■ Work to do ■
Retype the entire listing below word for word, leaving out the pictures.

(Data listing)
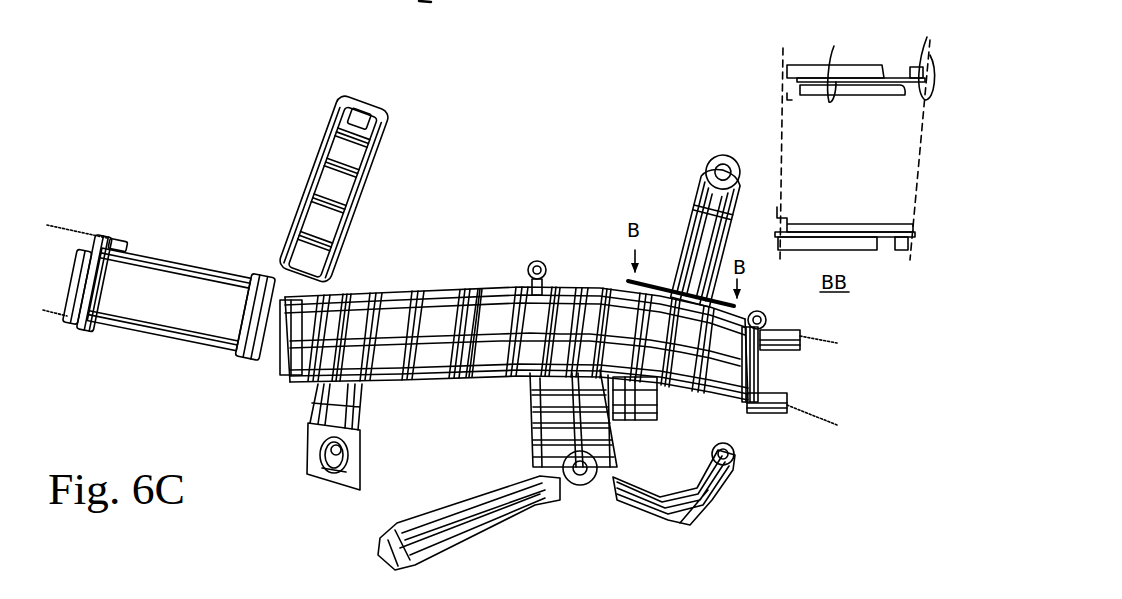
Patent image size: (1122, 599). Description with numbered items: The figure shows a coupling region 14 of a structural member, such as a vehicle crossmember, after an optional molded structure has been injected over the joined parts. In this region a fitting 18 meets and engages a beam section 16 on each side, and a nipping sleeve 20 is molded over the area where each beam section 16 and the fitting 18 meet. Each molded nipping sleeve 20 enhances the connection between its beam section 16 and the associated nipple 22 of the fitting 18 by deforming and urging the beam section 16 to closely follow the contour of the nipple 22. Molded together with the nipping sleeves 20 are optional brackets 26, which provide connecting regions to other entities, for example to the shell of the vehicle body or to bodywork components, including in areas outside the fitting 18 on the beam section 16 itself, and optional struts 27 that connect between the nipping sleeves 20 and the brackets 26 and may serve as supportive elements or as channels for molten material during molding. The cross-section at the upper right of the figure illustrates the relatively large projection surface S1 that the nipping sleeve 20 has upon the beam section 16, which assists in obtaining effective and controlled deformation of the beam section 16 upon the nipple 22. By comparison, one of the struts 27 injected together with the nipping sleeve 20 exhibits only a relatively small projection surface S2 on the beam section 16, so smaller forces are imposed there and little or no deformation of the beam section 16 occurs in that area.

The coupling region 14 is at (243, 256).
The beam section 16 is at (58, 260).
The fitting 18 is at (442, 336).
The nipping sleeve 20 is at (296, 336).
The nipple 22 is at (813, 98).
The bracket 26 is at (396, 131).
The strut 27 is at (913, 67).
The projection surface of nipping sleeve S1 is at (829, 59).
The projection surface of strut S2 is at (928, 56).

■ Worked solution ■
Patent image size: (1122, 599). Description with numbered items: The figure shows a coupling region 14 of a structural member, such as a vehicle crossmember, after an optional molded structure has been injected over the joined parts. In this region a fitting 18 meets and engages a beam section 16 on each side, and a nipping sleeve 20 is molded over the area where each beam section 16 and the fitting 18 meet. Each molded nipping sleeve 20 enhances the connection between its beam section 16 and the associated nipple 22 of the fitting 18 by deforming and urging the beam section 16 to closely follow the contour of the nipple 22. Molded together with the nipping sleeves 20 are optional brackets 26, which provide connecting regions to other entities, for example to the shell of the vehicle body or to bodywork components, including in areas outside the fitting 18 on the beam section 16 itself, and optional struts 27 that connect between the nipping sleeves 20 and the brackets 26 and may serve as supportive elements or as channels for molten material during molding. The cross-section at the upper right of the figure illustrates the relatively large projection surface S1 that the nipping sleeve 20 has upon the beam section 16, which assists in obtaining effective and controlled deformation of the beam section 16 upon the nipple 22. By comparison, one of the struts 27 injected together with the nipping sleeve 20 exhibits only a relatively small projection surface S2 on the beam section 16, so smaller forces are imposed there and little or no deformation of the beam section 16 occurs in that area.

The coupling region 14 is at (243, 256).
The beam section 16 is at (58, 260).
The fitting 18 is at (442, 336).
The nipping sleeve 20 is at (296, 336).
The nipple 22 is at (813, 98).
The bracket 26 is at (396, 131).
The strut 27 is at (913, 67).
The projection surface of nipping sleeve S1 is at (829, 59).
The projection surface of strut S2 is at (928, 56).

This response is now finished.